** begin **
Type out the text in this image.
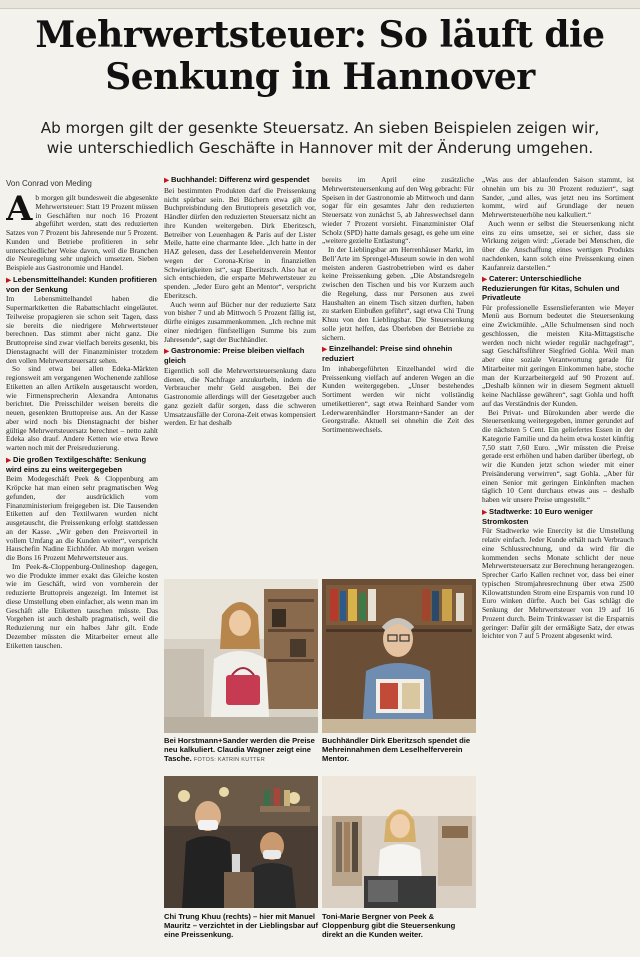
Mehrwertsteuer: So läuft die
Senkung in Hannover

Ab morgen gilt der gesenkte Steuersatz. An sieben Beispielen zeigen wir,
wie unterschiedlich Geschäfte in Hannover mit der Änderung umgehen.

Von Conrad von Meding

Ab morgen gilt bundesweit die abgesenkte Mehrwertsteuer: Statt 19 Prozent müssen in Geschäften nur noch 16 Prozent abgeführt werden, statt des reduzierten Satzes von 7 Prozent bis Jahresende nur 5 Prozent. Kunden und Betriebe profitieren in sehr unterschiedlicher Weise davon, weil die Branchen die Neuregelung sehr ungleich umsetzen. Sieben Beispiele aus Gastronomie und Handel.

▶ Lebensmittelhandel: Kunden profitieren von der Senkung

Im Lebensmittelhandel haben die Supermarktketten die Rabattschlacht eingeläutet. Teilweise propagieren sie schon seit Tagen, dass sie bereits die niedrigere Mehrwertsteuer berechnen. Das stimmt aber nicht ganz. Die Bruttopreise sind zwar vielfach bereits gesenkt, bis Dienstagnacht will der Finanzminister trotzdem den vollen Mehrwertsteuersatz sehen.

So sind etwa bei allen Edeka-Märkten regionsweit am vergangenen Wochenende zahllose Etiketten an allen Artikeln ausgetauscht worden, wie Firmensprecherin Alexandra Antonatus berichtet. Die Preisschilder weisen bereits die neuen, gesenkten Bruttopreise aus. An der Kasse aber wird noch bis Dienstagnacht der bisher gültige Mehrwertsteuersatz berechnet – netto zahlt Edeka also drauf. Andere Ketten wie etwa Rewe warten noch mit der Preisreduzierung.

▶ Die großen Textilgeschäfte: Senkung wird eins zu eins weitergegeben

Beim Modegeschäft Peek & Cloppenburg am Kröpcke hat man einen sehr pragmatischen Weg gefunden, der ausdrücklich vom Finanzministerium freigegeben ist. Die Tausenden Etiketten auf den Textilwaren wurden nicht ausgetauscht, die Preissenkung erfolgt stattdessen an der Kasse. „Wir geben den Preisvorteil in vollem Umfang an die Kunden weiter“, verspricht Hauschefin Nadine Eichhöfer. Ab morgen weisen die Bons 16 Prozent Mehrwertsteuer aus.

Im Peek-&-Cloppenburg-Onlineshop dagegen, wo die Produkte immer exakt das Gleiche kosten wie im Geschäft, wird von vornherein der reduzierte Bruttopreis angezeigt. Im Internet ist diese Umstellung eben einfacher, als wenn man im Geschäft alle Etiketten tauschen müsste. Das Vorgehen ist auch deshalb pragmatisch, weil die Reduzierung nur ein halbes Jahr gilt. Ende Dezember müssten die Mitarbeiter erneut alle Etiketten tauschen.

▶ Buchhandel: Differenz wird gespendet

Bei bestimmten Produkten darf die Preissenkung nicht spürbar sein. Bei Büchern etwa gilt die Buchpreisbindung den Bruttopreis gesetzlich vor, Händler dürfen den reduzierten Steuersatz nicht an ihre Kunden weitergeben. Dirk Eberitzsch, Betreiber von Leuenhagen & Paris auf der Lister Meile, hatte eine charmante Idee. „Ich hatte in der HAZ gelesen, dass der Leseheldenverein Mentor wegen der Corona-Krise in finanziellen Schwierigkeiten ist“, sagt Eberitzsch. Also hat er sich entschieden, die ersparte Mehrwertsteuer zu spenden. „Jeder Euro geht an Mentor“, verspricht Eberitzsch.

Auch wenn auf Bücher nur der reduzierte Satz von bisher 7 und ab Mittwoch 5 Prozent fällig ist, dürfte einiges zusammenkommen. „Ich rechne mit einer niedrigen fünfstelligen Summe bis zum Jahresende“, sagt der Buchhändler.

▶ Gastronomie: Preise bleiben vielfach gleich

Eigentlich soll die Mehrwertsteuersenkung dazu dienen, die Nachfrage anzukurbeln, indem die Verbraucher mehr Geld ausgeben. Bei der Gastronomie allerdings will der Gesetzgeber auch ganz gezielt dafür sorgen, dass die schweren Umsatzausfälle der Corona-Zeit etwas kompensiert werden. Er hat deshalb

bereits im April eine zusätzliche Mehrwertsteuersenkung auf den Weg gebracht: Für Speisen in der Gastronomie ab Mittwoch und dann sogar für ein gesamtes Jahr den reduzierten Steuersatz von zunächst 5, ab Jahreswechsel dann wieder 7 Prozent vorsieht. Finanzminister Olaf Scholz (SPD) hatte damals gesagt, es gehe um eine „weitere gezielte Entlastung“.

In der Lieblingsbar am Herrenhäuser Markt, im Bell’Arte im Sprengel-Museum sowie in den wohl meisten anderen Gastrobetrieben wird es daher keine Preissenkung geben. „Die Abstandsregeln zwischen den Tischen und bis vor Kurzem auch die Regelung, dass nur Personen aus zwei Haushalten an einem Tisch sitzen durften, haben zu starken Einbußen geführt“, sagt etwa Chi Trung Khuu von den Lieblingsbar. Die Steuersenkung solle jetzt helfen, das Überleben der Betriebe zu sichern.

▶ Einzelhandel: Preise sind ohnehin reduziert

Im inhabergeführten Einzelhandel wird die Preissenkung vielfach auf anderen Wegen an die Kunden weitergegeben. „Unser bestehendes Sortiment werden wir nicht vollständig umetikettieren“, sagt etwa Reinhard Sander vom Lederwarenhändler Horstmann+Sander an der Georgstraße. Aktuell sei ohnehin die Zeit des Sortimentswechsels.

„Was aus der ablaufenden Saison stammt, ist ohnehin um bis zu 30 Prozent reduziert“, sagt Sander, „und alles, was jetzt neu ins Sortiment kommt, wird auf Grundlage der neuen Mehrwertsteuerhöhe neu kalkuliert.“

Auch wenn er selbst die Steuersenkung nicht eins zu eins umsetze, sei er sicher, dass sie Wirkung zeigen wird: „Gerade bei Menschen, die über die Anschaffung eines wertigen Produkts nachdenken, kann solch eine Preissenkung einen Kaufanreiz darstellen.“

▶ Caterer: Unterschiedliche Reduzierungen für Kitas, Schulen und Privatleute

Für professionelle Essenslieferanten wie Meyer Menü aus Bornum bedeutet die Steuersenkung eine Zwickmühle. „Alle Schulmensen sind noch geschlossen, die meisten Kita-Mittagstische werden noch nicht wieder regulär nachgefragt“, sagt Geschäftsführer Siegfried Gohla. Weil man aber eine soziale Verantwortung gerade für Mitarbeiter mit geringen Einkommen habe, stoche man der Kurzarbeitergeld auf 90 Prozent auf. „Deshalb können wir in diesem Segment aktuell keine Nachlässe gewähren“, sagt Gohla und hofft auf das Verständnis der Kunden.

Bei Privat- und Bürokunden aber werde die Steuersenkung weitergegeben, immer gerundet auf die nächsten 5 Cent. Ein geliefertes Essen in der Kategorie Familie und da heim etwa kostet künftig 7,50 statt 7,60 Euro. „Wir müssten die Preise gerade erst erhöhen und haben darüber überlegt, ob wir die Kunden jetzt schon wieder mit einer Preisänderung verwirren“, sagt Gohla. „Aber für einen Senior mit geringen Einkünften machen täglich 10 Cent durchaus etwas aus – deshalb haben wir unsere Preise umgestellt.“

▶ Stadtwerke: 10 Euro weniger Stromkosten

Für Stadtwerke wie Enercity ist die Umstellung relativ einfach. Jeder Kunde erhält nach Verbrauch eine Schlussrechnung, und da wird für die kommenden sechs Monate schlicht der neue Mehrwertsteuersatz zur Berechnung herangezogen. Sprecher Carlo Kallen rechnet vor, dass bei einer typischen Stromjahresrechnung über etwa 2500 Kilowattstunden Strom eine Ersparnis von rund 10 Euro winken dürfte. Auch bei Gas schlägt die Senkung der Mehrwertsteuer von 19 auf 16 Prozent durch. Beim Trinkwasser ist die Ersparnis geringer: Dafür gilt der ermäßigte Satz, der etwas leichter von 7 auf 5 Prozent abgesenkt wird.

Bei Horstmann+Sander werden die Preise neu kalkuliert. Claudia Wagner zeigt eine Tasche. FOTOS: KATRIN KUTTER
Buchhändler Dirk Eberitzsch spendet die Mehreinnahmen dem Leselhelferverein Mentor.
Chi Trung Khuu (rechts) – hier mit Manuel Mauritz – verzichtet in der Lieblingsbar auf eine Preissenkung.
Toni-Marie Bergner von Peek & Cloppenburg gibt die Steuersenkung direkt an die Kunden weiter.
** end **
GOAL - Identify each line in the records above that contains the word "Khuu", and copy it out in full.

WORKED SOLUTION -
In der Lieblingsbar am Herrenhäuser Markt, im Bell’Arte im Sprengel-Museum sowie in den wohl meisten anderen Gastrobetrieben wird es daher keine Preissenkung geben. „Die Abstandsregeln zwischen den Tischen und bis vor Kurzem auch die Regelung, dass nur Personen aus zwei Haushalten an einem Tisch sitzen durften, haben zu starken Einbußen geführt“, sagt etwa Chi Trung Khuu von den Lieblingsbar. Die Steuersenkung solle jetzt helfen, das Überleben der Betriebe zu sichern.
Chi Trung Khuu (rechts) – hier mit Manuel Mauritz – verzichtet in der Lieblingsbar auf eine Preissenkung.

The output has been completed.